_WHAT IS EXPECTED_. Work through the following lines and count those that hold the word "this". Reply with that number only.

Collected data entries:

━━━━━━━━━━

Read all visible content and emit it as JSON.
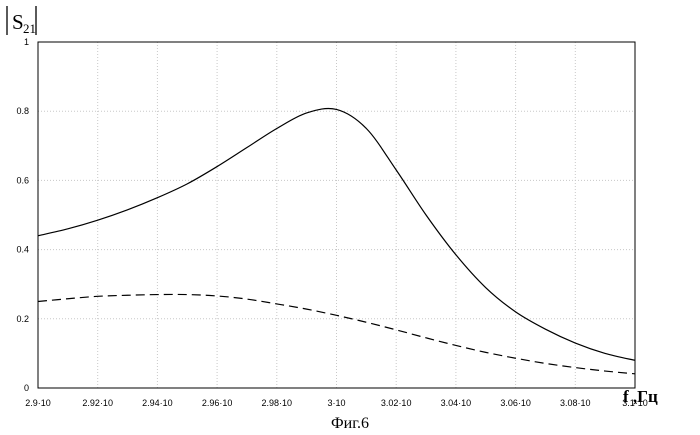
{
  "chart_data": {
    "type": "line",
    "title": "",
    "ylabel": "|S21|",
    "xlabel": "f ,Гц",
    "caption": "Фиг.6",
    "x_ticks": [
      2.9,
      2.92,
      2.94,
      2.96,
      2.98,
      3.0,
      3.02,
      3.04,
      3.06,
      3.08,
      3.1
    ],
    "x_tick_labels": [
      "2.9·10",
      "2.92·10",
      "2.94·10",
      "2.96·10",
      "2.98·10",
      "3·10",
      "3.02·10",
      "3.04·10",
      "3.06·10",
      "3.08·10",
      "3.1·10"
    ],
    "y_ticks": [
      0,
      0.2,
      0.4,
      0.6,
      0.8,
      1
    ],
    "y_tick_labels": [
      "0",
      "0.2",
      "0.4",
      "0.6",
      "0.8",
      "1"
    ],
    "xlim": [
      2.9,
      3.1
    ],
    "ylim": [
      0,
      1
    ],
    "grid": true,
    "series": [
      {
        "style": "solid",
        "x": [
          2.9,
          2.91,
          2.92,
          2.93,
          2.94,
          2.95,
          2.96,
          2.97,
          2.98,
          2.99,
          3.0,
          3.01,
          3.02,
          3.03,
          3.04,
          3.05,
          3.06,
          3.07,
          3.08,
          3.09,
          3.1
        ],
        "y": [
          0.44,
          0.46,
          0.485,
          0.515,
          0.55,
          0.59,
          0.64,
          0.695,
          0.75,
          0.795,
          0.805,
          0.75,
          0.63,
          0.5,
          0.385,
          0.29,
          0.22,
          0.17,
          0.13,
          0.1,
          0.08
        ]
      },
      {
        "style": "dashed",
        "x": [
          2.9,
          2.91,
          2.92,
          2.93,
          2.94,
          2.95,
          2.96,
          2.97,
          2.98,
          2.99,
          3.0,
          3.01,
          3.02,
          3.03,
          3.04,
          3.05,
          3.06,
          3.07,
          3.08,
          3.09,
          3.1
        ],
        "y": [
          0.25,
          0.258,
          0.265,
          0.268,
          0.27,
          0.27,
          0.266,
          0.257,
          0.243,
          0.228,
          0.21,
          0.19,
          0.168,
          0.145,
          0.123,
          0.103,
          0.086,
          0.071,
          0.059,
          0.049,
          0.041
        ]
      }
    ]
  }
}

━━━━━━━━━━

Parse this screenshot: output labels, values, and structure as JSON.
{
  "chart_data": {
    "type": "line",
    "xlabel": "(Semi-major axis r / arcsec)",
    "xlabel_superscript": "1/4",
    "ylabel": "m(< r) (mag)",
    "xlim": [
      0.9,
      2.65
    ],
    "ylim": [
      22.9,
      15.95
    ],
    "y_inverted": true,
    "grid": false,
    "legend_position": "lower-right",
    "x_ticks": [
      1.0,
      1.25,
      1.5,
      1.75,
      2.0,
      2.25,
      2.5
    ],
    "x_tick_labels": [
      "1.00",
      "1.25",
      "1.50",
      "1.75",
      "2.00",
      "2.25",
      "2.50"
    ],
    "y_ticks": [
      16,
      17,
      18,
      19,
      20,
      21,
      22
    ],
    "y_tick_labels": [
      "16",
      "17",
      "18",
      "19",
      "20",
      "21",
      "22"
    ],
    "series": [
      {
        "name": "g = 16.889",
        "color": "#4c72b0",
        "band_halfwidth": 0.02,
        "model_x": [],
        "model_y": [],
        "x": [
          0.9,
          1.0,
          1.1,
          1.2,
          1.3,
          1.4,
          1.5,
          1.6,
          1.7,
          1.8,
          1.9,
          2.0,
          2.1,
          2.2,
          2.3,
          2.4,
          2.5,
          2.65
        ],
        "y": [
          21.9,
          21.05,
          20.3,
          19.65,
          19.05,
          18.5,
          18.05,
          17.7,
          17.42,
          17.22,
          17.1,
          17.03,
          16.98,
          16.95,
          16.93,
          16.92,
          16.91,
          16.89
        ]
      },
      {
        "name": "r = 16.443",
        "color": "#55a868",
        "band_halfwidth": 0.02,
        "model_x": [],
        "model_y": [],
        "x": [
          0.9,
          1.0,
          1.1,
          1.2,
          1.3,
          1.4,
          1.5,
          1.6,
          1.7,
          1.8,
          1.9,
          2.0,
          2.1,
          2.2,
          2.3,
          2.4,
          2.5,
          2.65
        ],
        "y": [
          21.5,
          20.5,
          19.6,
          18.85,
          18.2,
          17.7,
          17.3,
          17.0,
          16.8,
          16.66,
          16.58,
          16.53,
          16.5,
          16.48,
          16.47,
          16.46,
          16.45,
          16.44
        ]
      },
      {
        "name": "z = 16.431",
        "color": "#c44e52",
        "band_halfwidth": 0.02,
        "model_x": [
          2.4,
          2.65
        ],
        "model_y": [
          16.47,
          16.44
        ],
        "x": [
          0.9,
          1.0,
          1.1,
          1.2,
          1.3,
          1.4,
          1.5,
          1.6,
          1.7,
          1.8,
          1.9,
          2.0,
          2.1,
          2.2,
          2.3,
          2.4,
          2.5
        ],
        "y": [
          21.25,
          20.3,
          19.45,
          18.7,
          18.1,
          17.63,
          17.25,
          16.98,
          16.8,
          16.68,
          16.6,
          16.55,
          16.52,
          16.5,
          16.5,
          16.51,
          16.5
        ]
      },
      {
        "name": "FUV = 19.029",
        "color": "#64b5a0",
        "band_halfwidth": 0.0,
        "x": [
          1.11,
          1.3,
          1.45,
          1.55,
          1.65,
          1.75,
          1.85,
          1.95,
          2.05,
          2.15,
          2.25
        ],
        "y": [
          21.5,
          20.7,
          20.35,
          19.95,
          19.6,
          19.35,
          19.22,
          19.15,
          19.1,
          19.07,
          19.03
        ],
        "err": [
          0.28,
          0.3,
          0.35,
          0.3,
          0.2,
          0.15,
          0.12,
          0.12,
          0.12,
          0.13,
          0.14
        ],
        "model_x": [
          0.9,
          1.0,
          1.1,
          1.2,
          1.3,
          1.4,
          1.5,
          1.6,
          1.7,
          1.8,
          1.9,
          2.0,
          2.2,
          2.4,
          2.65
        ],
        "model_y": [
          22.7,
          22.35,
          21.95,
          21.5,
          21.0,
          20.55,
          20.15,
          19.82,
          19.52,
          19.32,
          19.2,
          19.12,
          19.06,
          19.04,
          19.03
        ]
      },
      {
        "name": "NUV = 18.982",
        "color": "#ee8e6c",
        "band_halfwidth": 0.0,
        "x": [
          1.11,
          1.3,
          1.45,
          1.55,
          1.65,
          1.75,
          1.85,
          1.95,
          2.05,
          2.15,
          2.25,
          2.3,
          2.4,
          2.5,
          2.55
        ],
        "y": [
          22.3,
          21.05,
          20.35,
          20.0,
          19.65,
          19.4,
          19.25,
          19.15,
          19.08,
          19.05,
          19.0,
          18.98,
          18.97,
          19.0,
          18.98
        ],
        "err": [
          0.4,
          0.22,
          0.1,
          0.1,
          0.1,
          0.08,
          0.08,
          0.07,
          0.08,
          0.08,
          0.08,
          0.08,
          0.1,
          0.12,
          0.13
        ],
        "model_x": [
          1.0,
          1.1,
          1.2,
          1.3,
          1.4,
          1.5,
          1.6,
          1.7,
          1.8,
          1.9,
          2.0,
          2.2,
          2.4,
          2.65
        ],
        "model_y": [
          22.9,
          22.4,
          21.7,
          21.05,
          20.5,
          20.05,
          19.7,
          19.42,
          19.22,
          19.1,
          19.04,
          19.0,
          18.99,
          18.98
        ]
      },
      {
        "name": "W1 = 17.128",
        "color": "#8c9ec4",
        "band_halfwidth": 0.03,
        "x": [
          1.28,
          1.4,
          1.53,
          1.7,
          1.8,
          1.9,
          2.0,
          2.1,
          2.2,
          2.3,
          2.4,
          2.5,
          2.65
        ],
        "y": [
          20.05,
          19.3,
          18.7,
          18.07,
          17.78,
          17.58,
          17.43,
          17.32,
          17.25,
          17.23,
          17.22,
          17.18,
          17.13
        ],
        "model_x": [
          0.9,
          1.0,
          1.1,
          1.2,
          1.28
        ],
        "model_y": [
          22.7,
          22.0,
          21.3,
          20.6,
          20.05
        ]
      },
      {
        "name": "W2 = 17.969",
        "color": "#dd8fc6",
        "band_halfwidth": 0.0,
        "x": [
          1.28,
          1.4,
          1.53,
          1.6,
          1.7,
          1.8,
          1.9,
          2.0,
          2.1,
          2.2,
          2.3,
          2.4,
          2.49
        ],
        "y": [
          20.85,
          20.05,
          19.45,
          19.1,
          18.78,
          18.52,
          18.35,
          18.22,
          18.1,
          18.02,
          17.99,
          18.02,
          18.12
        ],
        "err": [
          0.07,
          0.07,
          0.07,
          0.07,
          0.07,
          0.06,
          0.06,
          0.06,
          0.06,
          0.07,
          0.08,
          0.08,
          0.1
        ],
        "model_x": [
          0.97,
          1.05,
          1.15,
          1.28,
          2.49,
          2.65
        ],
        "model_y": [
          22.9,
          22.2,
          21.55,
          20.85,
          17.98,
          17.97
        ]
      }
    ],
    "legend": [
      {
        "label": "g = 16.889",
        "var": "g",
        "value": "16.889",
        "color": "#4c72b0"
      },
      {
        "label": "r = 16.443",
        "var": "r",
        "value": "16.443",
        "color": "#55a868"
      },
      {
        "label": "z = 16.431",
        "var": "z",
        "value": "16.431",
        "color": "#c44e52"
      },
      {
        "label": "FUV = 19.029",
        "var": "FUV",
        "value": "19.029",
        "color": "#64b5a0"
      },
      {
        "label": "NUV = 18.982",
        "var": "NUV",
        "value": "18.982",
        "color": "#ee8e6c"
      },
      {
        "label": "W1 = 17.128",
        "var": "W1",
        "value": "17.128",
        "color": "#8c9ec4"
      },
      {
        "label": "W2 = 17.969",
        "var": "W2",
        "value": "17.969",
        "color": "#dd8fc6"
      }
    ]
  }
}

━━━━━━━━━━

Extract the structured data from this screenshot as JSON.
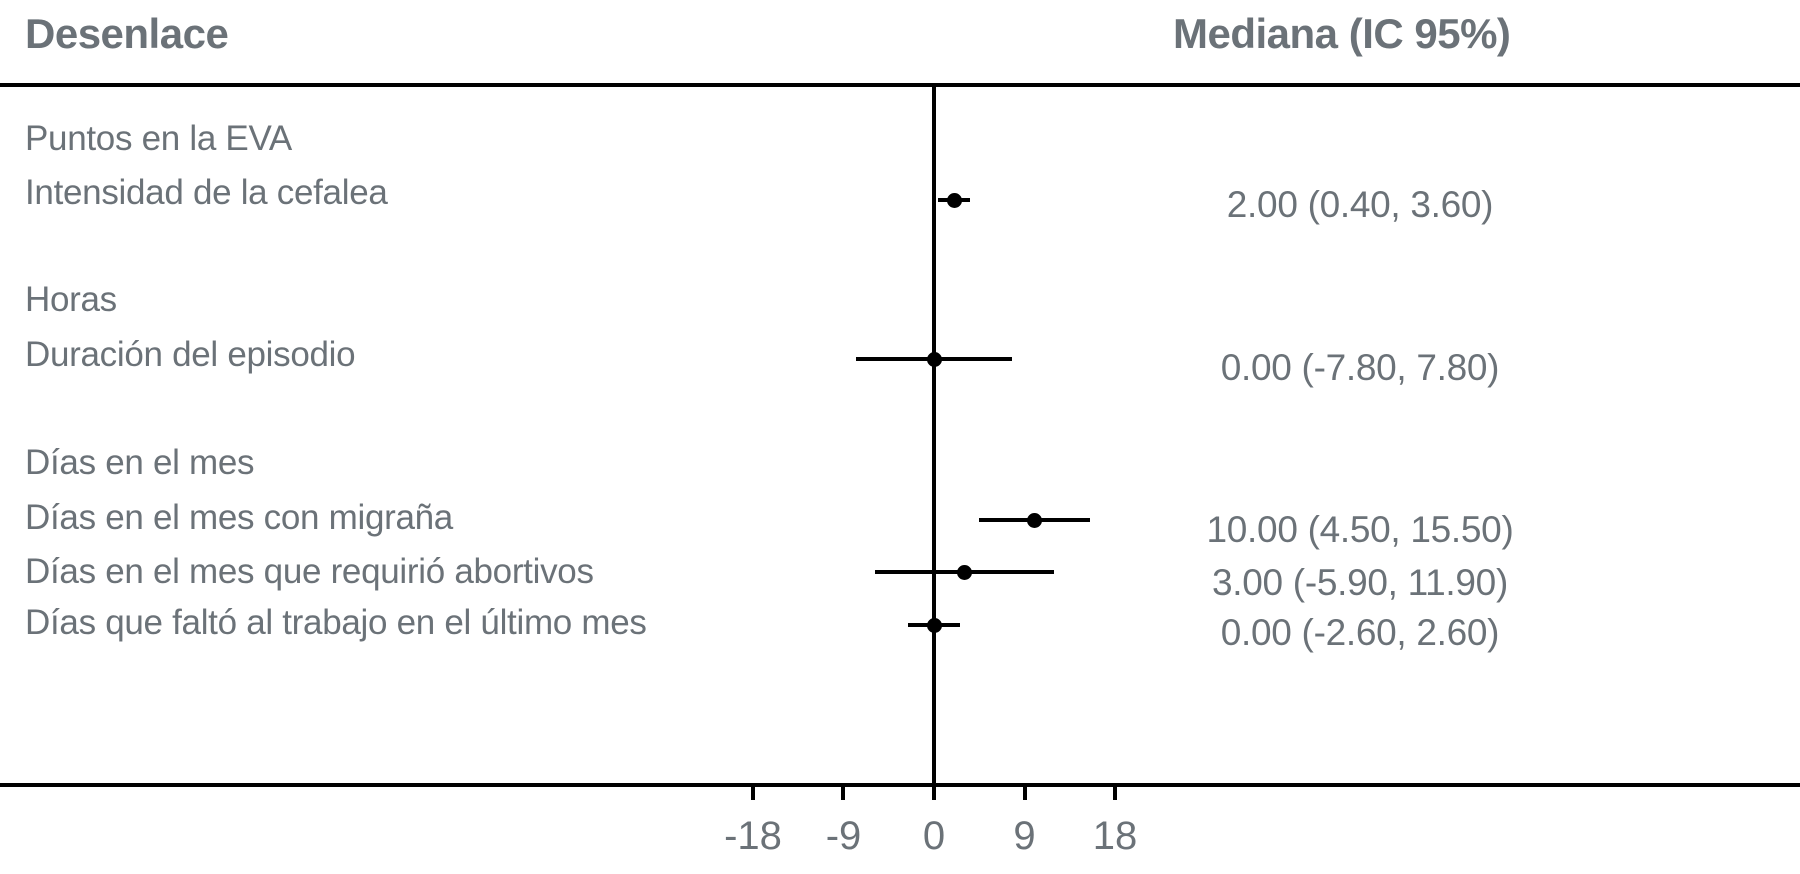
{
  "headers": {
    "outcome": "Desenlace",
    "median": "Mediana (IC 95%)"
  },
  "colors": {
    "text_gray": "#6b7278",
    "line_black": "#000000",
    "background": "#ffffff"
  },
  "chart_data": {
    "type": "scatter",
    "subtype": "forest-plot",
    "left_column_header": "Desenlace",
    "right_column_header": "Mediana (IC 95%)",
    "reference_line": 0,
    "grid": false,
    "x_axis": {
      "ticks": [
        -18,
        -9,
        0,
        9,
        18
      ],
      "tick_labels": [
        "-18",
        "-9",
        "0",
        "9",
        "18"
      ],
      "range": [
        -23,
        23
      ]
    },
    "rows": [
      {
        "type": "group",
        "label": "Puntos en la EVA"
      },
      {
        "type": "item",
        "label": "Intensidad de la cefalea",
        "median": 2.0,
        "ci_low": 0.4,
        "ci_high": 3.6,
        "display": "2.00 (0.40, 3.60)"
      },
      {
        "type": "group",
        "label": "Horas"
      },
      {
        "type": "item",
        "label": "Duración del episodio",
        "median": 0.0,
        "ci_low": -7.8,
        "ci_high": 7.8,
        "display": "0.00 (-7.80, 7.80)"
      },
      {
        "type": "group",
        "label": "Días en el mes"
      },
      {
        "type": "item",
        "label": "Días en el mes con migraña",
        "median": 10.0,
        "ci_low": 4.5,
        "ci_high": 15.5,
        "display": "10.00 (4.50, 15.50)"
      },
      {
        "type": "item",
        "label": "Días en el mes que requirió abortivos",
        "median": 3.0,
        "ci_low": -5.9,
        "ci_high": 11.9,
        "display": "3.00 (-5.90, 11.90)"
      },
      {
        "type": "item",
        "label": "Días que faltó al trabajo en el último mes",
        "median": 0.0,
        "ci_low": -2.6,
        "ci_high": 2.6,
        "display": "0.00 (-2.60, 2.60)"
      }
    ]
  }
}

━━━━━━━━━━

_RESULT_. 2